- Written problem
Copy every line of the data that contains the string "Global".

[Some records]

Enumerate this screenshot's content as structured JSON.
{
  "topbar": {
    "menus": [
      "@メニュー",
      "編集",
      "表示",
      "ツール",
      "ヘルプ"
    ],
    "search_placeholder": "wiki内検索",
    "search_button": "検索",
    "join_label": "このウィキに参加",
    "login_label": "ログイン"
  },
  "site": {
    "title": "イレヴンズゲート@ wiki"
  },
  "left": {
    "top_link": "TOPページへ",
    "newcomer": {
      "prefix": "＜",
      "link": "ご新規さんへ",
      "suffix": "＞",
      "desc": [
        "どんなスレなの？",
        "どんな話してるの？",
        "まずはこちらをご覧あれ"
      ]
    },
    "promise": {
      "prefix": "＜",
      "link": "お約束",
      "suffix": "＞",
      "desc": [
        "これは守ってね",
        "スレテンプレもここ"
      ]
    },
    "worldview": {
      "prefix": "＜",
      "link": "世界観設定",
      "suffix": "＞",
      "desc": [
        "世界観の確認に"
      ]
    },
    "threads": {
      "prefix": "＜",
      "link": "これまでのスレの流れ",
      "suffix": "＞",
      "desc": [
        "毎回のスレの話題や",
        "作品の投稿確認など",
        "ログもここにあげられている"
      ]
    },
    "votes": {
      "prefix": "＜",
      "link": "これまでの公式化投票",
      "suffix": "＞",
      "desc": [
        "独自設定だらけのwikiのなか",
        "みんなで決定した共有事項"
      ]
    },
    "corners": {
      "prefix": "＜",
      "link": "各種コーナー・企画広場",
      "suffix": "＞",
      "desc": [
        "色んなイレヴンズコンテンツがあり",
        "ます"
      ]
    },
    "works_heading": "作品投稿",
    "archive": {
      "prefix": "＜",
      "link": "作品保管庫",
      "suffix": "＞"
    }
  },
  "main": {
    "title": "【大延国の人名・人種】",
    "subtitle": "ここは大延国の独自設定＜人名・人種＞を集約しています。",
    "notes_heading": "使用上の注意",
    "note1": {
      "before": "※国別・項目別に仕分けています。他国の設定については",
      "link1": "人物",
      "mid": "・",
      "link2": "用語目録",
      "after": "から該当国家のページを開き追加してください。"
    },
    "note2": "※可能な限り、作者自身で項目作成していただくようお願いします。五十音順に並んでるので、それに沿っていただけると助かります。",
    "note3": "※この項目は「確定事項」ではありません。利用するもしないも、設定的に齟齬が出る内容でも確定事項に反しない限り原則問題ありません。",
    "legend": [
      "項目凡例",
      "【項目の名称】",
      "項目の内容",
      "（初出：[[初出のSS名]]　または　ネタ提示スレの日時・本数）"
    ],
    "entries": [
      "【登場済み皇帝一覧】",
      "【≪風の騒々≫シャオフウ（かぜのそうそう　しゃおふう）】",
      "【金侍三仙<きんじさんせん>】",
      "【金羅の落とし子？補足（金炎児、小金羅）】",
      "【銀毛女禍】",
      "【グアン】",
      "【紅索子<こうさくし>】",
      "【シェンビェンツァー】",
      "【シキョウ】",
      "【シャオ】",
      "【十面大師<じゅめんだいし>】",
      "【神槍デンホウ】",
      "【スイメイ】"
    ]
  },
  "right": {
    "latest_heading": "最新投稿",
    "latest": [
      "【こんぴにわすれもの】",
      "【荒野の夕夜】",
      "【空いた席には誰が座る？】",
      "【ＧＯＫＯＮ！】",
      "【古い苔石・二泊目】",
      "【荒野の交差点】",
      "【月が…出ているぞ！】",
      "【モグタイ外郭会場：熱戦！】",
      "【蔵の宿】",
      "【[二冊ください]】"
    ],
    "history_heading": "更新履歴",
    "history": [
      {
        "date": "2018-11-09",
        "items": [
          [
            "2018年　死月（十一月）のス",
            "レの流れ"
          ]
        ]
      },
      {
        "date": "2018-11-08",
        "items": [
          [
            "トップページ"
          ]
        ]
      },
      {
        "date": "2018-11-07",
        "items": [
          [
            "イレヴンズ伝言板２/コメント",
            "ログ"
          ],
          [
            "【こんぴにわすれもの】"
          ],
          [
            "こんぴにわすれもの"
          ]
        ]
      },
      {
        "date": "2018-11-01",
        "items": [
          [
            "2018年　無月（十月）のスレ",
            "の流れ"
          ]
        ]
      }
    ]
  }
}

...

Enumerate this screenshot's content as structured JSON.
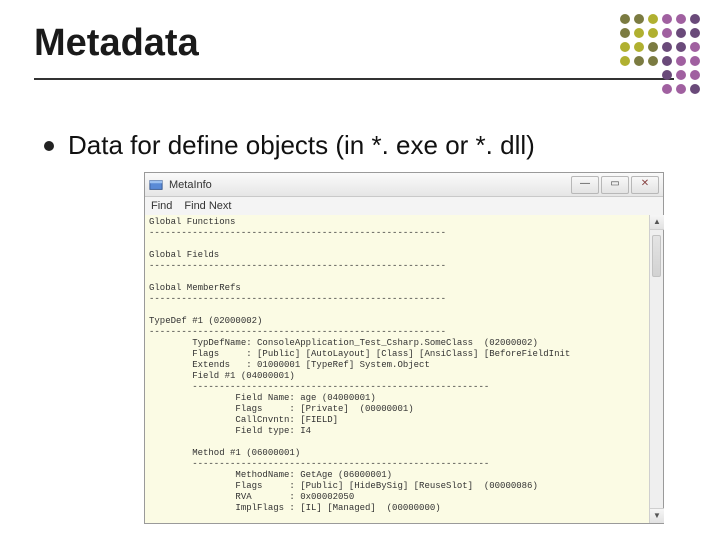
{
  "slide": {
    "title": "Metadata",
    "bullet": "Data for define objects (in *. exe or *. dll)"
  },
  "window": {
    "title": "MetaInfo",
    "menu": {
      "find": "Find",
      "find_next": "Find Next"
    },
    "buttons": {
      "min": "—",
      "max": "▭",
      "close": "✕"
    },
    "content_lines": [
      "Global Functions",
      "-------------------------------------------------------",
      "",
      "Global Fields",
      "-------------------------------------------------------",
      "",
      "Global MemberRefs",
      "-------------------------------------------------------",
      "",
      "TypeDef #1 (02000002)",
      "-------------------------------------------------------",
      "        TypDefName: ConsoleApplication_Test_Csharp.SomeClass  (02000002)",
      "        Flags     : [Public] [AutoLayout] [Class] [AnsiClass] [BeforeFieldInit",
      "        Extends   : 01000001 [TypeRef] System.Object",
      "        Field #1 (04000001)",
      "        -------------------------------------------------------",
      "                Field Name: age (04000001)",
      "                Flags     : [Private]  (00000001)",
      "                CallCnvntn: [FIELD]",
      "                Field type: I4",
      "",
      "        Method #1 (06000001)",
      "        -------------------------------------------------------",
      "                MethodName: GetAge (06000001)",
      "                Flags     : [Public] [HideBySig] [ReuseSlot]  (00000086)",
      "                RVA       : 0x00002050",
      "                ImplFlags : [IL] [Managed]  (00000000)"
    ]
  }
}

- Solution for this task
      "Global Functions",
      "Global Fields",
      "Global MemberRefs",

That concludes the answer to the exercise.